• _PROBLEM TO WORK ON_
Copy all the material below, exactly as it stands.

+ + +

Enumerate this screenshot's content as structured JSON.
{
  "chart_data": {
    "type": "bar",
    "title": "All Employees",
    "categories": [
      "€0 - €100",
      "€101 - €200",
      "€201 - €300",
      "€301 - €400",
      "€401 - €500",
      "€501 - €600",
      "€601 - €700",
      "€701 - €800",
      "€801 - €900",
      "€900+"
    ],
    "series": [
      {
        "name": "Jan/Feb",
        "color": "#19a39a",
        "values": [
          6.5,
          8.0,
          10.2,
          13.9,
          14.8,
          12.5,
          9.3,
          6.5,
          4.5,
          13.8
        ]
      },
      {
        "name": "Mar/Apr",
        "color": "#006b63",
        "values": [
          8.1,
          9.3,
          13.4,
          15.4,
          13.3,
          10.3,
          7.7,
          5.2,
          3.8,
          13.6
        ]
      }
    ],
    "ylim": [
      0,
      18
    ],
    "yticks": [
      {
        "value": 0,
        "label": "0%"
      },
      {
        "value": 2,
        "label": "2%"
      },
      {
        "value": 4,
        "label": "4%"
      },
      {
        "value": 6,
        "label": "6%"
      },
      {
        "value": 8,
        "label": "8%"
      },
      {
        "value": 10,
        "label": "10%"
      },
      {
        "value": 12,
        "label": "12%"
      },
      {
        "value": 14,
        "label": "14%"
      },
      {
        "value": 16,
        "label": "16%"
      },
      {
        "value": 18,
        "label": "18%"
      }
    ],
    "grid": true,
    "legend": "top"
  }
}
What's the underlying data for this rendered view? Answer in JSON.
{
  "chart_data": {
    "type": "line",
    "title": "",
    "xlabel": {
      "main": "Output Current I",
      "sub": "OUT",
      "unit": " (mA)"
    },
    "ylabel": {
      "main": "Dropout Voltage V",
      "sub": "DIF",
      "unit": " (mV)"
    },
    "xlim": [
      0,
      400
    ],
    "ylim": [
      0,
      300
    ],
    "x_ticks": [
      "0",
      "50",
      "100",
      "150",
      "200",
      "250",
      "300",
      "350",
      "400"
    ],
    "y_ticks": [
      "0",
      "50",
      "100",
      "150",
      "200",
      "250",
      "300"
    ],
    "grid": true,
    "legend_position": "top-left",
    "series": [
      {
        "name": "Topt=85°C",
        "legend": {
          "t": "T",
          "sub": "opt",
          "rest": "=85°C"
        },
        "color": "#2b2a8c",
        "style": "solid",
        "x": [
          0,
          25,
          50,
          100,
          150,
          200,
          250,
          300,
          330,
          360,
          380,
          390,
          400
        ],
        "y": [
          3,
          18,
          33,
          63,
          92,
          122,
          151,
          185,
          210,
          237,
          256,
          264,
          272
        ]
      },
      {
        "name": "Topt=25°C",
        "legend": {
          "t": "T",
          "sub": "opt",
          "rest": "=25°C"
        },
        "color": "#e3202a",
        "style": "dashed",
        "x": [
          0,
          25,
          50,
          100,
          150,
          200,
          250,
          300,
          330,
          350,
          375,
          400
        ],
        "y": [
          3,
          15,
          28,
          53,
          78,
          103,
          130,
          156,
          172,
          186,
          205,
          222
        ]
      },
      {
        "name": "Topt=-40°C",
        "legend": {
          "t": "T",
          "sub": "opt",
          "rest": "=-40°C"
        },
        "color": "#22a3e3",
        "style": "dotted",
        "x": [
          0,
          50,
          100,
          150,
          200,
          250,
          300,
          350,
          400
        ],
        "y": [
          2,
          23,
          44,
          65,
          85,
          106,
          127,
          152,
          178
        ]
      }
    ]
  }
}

+ + +

• _ANSWER FOR THE TASK_
Enumerate this screenshot's content as structured JSON.
{
  "chart_data": {
    "type": "bar",
    "title": "All Employees",
    "categories": [
      "€0 - €100",
      "€101 - €200",
      "€201 - €300",
      "€301 - €400",
      "€401 - €500",
      "€501 - €600",
      "€601 - €700",
      "€701 - €800",
      "€801 - €900",
      "€900+"
    ],
    "series": [
      {
        "name": "Jan/Feb",
        "color": "#19a39a",
        "values": [
          6.5,
          8.0,
          10.2,
          13.9,
          14.8,
          12.5,
          9.3,
          6.5,
          4.5,
          13.8
        ]
      },
      {
        "name": "Mar/Apr",
        "color": "#006b63",
        "values": [
          8.1,
          9.3,
          13.4,
          15.4,
          13.3,
          10.3,
          7.7,
          5.2,
          3.8,
          13.6
        ]
      }
    ],
    "ylim": [
      0,
      18
    ],
    "yticks": [
      {
        "value": 0,
        "label": "0%"
      },
      {
        "value": 2,
        "label": "2%"
      },
      {
        "value": 4,
        "label": "4%"
      },
      {
        "value": 6,
        "label": "6%"
      },
      {
        "value": 8,
        "label": "8%"
      },
      {
        "value": 10,
        "label": "10%"
      },
      {
        "value": 12,
        "label": "12%"
      },
      {
        "value": 14,
        "label": "14%"
      },
      {
        "value": 16,
        "label": "16%"
      },
      {
        "value": 18,
        "label": "18%"
      }
    ],
    "grid": true,
    "legend": "top"
  }
}
What's the underlying data for this rendered view? Answer in JSON.
{
  "chart_data": {
    "type": "line",
    "title": "",
    "xlabel": {
      "main": "Output Current I",
      "sub": "OUT",
      "unit": " (mA)"
    },
    "ylabel": {
      "main": "Dropout Voltage V",
      "sub": "DIF",
      "unit": " (mV)"
    },
    "xlim": [
      0,
      400
    ],
    "ylim": [
      0,
      300
    ],
    "x_ticks": [
      "0",
      "50",
      "100",
      "150",
      "200",
      "250",
      "300",
      "350",
      "400"
    ],
    "y_ticks": [
      "0",
      "50",
      "100",
      "150",
      "200",
      "250",
      "300"
    ],
    "grid": true,
    "legend_position": "top-left",
    "series": [
      {
        "name": "Topt=85°C",
        "legend": {
          "t": "T",
          "sub": "opt",
          "rest": "=85°C"
        },
        "color": "#2b2a8c",
        "style": "solid",
        "x": [
          0,
          25,
          50,
          100,
          150,
          200,
          250,
          300,
          330,
          360,
          380,
          390,
          400
        ],
        "y": [
          3,
          18,
          33,
          63,
          92,
          122,
          151,
          185,
          210,
          237,
          256,
          264,
          272
        ]
      },
      {
        "name": "Topt=25°C",
        "legend": {
          "t": "T",
          "sub": "opt",
          "rest": "=25°C"
        },
        "color": "#e3202a",
        "style": "dashed",
        "x": [
          0,
          25,
          50,
          100,
          150,
          200,
          250,
          300,
          330,
          350,
          375,
          400
        ],
        "y": [
          3,
          15,
          28,
          53,
          78,
          103,
          130,
          156,
          172,
          186,
          205,
          222
        ]
      },
      {
        "name": "Topt=-40°C",
        "legend": {
          "t": "T",
          "sub": "opt",
          "rest": "=-40°C"
        },
        "color": "#22a3e3",
        "style": "dotted",
        "x": [
          0,
          50,
          100,
          150,
          200,
          250,
          300,
          350,
          400
        ],
        "y": [
          2,
          23,
          44,
          65,
          85,
          106,
          127,
          152,
          178
        ]
      }
    ]
  }
}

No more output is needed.